* [Available records]:
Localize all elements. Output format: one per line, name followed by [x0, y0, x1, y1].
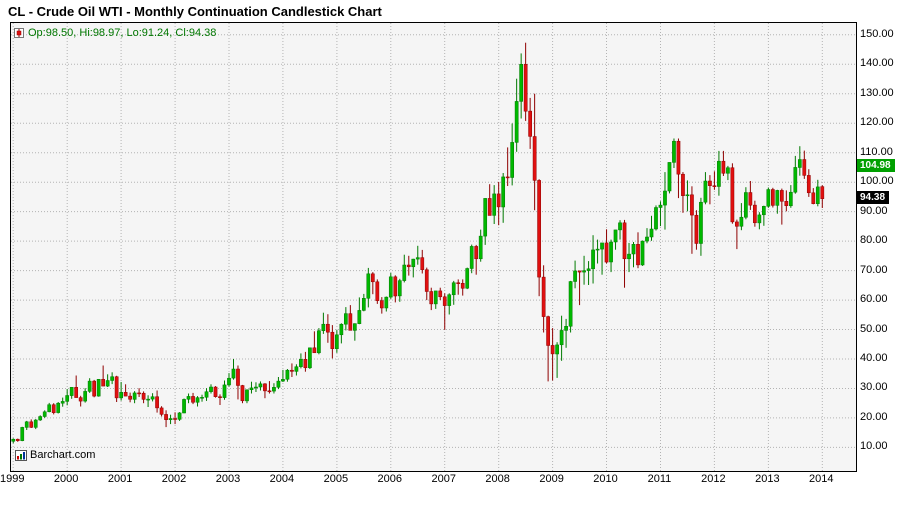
x-axis-label: 1999 [0, 473, 25, 485]
y-axis-label: 80.00 [860, 234, 888, 247]
y-axis-label: 140.00 [860, 57, 894, 70]
x-axis-label: 2000 [53, 473, 79, 485]
chart-title: CL - Crude Oil WTI - Monthly Continuatio… [8, 4, 382, 19]
x-axis-label: 2003 [215, 473, 241, 485]
y-axis-label: 50.00 [860, 322, 888, 335]
y-axis-label: 30.00 [860, 381, 888, 394]
watermark: Barchart.com [15, 449, 95, 461]
x-axis-label: 2006 [377, 473, 403, 485]
plot-area [10, 22, 857, 472]
x-axis-label: 2010 [593, 473, 618, 485]
candlestick-plot [11, 23, 856, 471]
x-axis-label: 2012 [701, 473, 726, 485]
candlestick-legend-icon [14, 28, 24, 38]
price-flag: 94.38 [857, 190, 890, 204]
x-axis-label: 2004 [269, 473, 295, 485]
x-axis-label: 2005 [323, 473, 349, 485]
y-axis-label: 100.00 [860, 175, 894, 188]
x-axis-label: 2002 [161, 473, 187, 485]
y-axis-label: 40.00 [860, 352, 888, 364]
y-axis-label: 110.00 [860, 145, 893, 158]
y-axis-label: 120.00 [860, 116, 894, 129]
y-axis-label: 10.00 [860, 440, 888, 453]
x-axis-label: 2008 [485, 473, 510, 485]
ohlc-legend-text: Op:98.50, Hi:98.97, Lo:91.24, Cl:94.38 [28, 27, 217, 39]
x-axis-label: 2009 [539, 473, 564, 485]
x-axis-label: 2014 [809, 473, 834, 485]
price-flag: 104.98 [857, 159, 895, 173]
x-axis-label: 2011 [647, 473, 672, 485]
y-axis-label: 130.00 [860, 86, 894, 99]
x-axis-label: 2007 [431, 473, 456, 485]
x-axis-label: 2001 [107, 473, 133, 485]
y-axis-label: 70.00 [860, 263, 888, 276]
ohlc-legend: Op:98.50, Hi:98.97, Lo:91.24, Cl:94.38 [14, 27, 216, 39]
watermark-text: Barchart.com [30, 449, 96, 461]
y-axis-label: 150.00 [860, 27, 894, 40]
barchart-logo-icon [15, 449, 27, 461]
y-axis-label: 20.00 [860, 410, 888, 423]
y-axis-label: 60.00 [860, 293, 888, 306]
y-axis-label: 90.00 [860, 204, 888, 217]
x-axis-label: 2013 [755, 473, 780, 485]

* [Brief]: Replace every "y-axis-label" in the records above with "price-axis-label", and leave all else unchanged. Leave the pictures out of your answer.

* [Answer for this exercise]:
Localize all elements. Output format: one per line, name followed by [x0, y0, x1, y1].
x-axis-label: 1999 [0, 473, 25, 485]
price-axis-label: 80.00 [860, 234, 888, 247]
price-axis-label: 140.00 [860, 57, 894, 70]
x-axis-label: 2000 [53, 473, 79, 485]
chart-title: CL - Crude Oil WTI - Monthly Continuatio… [8, 4, 382, 19]
x-axis-label: 2003 [215, 473, 241, 485]
price-axis-label: 50.00 [860, 322, 888, 335]
price-axis-label: 30.00 [860, 381, 888, 394]
watermark: Barchart.com [15, 449, 95, 461]
x-axis-label: 2006 [377, 473, 403, 485]
plot-area [10, 22, 857, 472]
x-axis-label: 2010 [593, 473, 618, 485]
candlestick-plot [11, 23, 856, 471]
x-axis-label: 2012 [701, 473, 726, 485]
candlestick-legend-icon [14, 28, 24, 38]
price-flag: 94.38 [857, 190, 890, 204]
x-axis-label: 2004 [269, 473, 295, 485]
x-axis-label: 2005 [323, 473, 349, 485]
price-axis-label: 100.00 [860, 175, 894, 188]
x-axis-label: 2002 [161, 473, 187, 485]
price-axis-label: 40.00 [860, 352, 888, 364]
price-axis-label: 110.00 [860, 145, 893, 158]
price-axis-label: 120.00 [860, 116, 894, 129]
price-axis-label: 10.00 [860, 440, 888, 453]
x-axis-label: 2008 [485, 473, 510, 485]
ohlc-legend-text: Op:98.50, Hi:98.97, Lo:91.24, Cl:94.38 [28, 27, 217, 39]
x-axis-label: 2009 [539, 473, 564, 485]
x-axis-label: 2014 [809, 473, 834, 485]
price-flag: 104.98 [857, 159, 895, 173]
x-axis-label: 2011 [647, 473, 672, 485]
price-axis-label: 130.00 [860, 86, 894, 99]
x-axis-label: 2007 [431, 473, 456, 485]
x-axis-label: 2001 [107, 473, 133, 485]
price-axis-label: 70.00 [860, 263, 888, 276]
ohlc-legend: Op:98.50, Hi:98.97, Lo:91.24, Cl:94.38 [14, 27, 216, 39]
watermark-text: Barchart.com [30, 449, 96, 461]
price-axis-label: 150.00 [860, 27, 894, 40]
barchart-logo-icon [15, 449, 27, 461]
price-axis-label: 20.00 [860, 410, 888, 423]
price-axis-label: 60.00 [860, 293, 888, 306]
price-axis-label: 90.00 [860, 204, 888, 217]
x-axis-label: 2013 [755, 473, 780, 485]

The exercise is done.